Problem — Count lines holding the string "eksmo" in the data that follows. Reply with one number only.

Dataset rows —

(begin)

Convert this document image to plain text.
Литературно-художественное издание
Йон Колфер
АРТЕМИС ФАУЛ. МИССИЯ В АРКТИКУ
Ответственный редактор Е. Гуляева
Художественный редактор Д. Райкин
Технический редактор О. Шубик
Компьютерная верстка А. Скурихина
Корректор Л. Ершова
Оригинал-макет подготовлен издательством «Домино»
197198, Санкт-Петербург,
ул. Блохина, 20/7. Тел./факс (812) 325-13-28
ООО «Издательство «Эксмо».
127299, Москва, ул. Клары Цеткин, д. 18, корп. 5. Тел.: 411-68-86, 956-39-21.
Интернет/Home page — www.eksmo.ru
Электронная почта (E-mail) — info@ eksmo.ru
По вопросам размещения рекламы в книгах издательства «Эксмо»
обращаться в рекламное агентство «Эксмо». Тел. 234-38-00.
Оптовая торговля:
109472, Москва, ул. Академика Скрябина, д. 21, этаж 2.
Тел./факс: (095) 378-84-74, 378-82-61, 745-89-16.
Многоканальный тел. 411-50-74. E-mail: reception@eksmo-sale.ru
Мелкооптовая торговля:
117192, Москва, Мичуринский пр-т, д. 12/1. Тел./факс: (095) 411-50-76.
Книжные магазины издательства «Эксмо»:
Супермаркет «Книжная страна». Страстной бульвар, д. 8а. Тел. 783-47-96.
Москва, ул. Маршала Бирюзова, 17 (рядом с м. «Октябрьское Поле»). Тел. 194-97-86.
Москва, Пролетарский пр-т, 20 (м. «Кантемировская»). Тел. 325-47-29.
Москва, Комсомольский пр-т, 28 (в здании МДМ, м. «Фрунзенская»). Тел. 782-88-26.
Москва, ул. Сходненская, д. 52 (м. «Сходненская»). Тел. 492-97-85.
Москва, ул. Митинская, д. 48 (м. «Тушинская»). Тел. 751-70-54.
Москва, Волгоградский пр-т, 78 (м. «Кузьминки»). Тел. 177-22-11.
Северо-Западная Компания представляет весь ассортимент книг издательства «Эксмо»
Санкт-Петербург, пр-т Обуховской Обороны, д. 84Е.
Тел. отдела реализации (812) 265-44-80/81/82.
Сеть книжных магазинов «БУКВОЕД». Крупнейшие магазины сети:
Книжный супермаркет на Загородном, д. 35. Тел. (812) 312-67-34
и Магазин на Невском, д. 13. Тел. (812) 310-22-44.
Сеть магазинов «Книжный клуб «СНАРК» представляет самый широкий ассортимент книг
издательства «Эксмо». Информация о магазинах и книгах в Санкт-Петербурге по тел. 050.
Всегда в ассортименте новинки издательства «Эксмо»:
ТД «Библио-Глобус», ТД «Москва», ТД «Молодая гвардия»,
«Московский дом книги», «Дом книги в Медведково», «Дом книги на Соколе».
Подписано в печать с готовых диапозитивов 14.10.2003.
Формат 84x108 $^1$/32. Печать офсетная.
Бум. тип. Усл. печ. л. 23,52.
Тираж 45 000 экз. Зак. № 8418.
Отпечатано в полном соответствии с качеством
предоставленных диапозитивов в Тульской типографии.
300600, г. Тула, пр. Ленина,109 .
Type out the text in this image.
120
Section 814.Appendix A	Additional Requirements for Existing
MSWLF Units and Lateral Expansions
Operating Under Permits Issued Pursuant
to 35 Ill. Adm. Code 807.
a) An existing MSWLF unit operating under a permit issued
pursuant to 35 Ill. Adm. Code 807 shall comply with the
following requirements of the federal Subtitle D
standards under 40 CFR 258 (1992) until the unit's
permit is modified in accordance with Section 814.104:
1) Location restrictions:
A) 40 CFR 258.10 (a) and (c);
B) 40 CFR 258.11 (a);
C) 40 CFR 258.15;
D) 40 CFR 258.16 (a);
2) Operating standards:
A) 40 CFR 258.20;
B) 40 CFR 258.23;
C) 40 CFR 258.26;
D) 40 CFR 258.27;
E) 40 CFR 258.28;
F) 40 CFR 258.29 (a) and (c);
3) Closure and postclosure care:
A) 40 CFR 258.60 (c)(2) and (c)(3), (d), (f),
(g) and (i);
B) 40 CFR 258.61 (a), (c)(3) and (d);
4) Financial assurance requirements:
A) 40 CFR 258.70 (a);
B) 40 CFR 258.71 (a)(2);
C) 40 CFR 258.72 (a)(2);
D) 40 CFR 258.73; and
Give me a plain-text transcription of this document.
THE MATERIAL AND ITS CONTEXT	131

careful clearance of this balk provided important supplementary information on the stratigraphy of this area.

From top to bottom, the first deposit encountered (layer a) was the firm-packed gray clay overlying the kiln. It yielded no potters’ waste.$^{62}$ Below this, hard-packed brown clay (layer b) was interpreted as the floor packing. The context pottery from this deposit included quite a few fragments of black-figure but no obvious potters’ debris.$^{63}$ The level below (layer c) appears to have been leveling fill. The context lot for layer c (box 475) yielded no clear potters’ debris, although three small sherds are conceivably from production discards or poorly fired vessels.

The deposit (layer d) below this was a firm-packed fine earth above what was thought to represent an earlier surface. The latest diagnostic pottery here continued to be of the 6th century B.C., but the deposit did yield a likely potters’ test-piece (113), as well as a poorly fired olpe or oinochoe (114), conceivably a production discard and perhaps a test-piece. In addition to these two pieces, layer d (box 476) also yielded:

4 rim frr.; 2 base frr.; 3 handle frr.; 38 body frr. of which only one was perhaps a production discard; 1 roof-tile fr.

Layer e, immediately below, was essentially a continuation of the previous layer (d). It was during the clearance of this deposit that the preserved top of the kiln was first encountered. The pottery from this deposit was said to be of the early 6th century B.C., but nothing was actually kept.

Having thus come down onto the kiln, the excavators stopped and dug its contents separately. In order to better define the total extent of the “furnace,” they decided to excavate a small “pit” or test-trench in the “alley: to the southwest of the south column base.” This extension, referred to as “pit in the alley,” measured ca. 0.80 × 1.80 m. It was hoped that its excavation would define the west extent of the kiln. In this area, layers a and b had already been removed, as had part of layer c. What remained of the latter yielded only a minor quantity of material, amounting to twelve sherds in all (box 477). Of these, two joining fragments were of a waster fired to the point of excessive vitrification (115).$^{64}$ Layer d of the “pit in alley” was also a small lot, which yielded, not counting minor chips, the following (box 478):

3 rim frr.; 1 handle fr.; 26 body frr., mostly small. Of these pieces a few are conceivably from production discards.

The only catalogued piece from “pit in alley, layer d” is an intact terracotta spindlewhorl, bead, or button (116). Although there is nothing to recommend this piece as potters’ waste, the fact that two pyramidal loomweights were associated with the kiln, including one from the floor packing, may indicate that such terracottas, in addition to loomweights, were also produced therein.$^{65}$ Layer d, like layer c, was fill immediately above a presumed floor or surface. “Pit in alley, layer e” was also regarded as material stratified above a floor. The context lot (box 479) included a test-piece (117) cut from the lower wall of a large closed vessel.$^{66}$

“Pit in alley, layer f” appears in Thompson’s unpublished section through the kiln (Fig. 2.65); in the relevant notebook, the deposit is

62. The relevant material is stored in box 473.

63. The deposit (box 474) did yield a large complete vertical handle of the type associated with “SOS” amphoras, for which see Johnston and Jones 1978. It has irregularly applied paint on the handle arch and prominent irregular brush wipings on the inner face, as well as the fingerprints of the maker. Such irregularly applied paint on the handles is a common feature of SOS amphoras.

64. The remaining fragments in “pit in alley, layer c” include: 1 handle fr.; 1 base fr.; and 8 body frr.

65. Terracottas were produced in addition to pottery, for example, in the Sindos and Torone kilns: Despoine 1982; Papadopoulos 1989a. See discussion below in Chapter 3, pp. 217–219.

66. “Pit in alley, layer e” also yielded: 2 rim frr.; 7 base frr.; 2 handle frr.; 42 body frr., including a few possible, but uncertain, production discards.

(end)

Completed exercise — 3